-------- DATA PROVIDED

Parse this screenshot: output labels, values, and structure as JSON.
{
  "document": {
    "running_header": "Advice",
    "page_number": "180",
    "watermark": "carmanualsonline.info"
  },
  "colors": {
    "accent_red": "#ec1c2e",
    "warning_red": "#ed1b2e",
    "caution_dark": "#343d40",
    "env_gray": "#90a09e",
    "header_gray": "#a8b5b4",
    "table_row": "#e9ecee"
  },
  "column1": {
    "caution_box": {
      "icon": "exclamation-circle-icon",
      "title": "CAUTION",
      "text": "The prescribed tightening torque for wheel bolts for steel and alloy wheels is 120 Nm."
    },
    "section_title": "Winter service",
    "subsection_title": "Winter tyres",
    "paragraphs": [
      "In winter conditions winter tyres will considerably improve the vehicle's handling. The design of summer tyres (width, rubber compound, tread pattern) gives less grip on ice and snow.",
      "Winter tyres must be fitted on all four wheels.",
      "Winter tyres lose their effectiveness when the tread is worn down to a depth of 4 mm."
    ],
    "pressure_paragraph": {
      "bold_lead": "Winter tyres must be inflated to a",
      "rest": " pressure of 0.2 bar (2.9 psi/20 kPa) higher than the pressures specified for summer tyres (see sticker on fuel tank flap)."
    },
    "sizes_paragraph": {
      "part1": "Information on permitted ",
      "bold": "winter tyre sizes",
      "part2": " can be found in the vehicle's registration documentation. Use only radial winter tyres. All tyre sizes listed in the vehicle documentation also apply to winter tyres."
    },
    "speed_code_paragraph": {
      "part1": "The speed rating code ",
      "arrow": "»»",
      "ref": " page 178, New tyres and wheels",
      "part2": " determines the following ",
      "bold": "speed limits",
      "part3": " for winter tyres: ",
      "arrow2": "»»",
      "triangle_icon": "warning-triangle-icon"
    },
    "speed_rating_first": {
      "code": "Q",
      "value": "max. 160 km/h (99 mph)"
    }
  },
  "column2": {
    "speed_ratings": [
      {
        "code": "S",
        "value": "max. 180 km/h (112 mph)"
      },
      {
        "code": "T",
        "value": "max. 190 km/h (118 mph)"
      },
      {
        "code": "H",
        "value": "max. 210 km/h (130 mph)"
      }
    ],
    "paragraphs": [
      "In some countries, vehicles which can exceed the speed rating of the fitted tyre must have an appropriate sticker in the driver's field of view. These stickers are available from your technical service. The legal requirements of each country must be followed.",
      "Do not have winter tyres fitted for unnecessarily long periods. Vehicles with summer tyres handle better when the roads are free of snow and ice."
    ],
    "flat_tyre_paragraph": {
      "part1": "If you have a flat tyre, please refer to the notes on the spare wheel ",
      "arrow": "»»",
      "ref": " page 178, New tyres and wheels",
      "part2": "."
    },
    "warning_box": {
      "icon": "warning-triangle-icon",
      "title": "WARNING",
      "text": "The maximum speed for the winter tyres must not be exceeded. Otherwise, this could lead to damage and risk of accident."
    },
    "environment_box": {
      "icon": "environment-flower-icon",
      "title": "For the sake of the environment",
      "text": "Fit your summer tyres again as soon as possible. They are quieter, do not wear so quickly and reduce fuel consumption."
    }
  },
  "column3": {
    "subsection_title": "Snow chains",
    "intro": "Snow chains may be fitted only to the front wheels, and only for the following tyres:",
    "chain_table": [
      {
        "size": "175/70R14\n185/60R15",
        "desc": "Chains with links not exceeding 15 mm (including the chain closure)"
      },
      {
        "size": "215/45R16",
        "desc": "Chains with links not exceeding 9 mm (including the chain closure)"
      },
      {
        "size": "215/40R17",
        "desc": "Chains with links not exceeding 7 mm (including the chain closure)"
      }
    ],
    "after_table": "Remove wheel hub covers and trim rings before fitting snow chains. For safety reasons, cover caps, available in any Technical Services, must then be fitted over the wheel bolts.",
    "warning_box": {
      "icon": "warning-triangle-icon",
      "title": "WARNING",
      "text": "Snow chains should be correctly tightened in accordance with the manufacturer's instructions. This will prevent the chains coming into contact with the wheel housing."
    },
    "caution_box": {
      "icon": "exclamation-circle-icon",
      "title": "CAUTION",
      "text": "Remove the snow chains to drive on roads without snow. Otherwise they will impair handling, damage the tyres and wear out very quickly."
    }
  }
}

----------------

Reproduce each entry above exactly, keeping every word.

**REPLY TO THE TASK:**
Parse this screenshot: output labels, values, and structure as JSON.
{
  "document": {
    "running_header": "Advice",
    "page_number": "180",
    "watermark": "carmanualsonline.info"
  },
  "colors": {
    "accent_red": "#ec1c2e",
    "warning_red": "#ed1b2e",
    "caution_dark": "#343d40",
    "env_gray": "#90a09e",
    "header_gray": "#a8b5b4",
    "table_row": "#e9ecee"
  },
  "column1": {
    "caution_box": {
      "icon": "exclamation-circle-icon",
      "title": "CAUTION",
      "text": "The prescribed tightening torque for wheel bolts for steel and alloy wheels is 120 Nm."
    },
    "section_title": "Winter service",
    "subsection_title": "Winter tyres",
    "paragraphs": [
      "In winter conditions winter tyres will considerably improve the vehicle's handling. The design of summer tyres (width, rubber compound, tread pattern) gives less grip on ice and snow.",
      "Winter tyres must be fitted on all four wheels.",
      "Winter tyres lose their effectiveness when the tread is worn down to a depth of 4 mm."
    ],
    "pressure_paragraph": {
      "bold_lead": "Winter tyres must be inflated to a",
      "rest": " pressure of 0.2 bar (2.9 psi/20 kPa) higher than the pressures specified for summer tyres (see sticker on fuel tank flap)."
    },
    "sizes_paragraph": {
      "part1": "Information on permitted ",
      "bold": "winter tyre sizes",
      "part2": " can be found in the vehicle's registration documentation. Use only radial winter tyres. All tyre sizes listed in the vehicle documentation also apply to winter tyres."
    },
    "speed_code_paragraph": {
      "part1": "The speed rating code ",
      "arrow": "»»",
      "ref": " page 178, New tyres and wheels",
      "part2": " determines the following ",
      "bold": "speed limits",
      "part3": " for winter tyres: ",
      "arrow2": "»»",
      "triangle_icon": "warning-triangle-icon"
    },
    "speed_rating_first": {
      "code": "Q",
      "value": "max. 160 km/h (99 mph)"
    }
  },
  "column2": {
    "speed_ratings": [
      {
        "code": "S",
        "value": "max. 180 km/h (112 mph)"
      },
      {
        "code": "T",
        "value": "max. 190 km/h (118 mph)"
      },
      {
        "code": "H",
        "value": "max. 210 km/h (130 mph)"
      }
    ],
    "paragraphs": [
      "In some countries, vehicles which can exceed the speed rating of the fitted tyre must have an appropriate sticker in the driver's field of view. These stickers are available from your technical service. The legal requirements of each country must be followed.",
      "Do not have winter tyres fitted for unnecessarily long periods. Vehicles with summer tyres handle better when the roads are free of snow and ice."
    ],
    "flat_tyre_paragraph": {
      "part1": "If you have a flat tyre, please refer to the notes on the spare wheel ",
      "arrow": "»»",
      "ref": " page 178, New tyres and wheels",
      "part2": "."
    },
    "warning_box": {
      "icon": "warning-triangle-icon",
      "title": "WARNING",
      "text": "The maximum speed for the winter tyres must not be exceeded. Otherwise, this could lead to damage and risk of accident."
    },
    "environment_box": {
      "icon": "environment-flower-icon",
      "title": "For the sake of the environment",
      "text": "Fit your summer tyres again as soon as possible. They are quieter, do not wear so quickly and reduce fuel consumption."
    }
  },
  "column3": {
    "subsection_title": "Snow chains",
    "intro": "Snow chains may be fitted only to the front wheels, and only for the following tyres:",
    "chain_table": [
      {
        "size": "175/70R14\n185/60R15",
        "desc": "Chains with links not exceeding 15 mm (including the chain closure)"
      },
      {
        "size": "215/45R16",
        "desc": "Chains with links not exceeding 9 mm (including the chain closure)"
      },
      {
        "size": "215/40R17",
        "desc": "Chains with links not exceeding 7 mm (including the chain closure)"
      }
    ],
    "after_table": "Remove wheel hub covers and trim rings before fitting snow chains. For safety reasons, cover caps, available in any Technical Services, must then be fitted over the wheel bolts.",
    "warning_box": {
      "icon": "warning-triangle-icon",
      "title": "WARNING",
      "text": "Snow chains should be correctly tightened in accordance with the manufacturer's instructions. This will prevent the chains coming into contact with the wheel housing."
    },
    "caution_box": {
      "icon": "exclamation-circle-icon",
      "title": "CAUTION",
      "text": "Remove the snow chains to drive on roads without snow. Otherwise they will impair handling, damage the tyres and wear out very quickly."
    }
  }
}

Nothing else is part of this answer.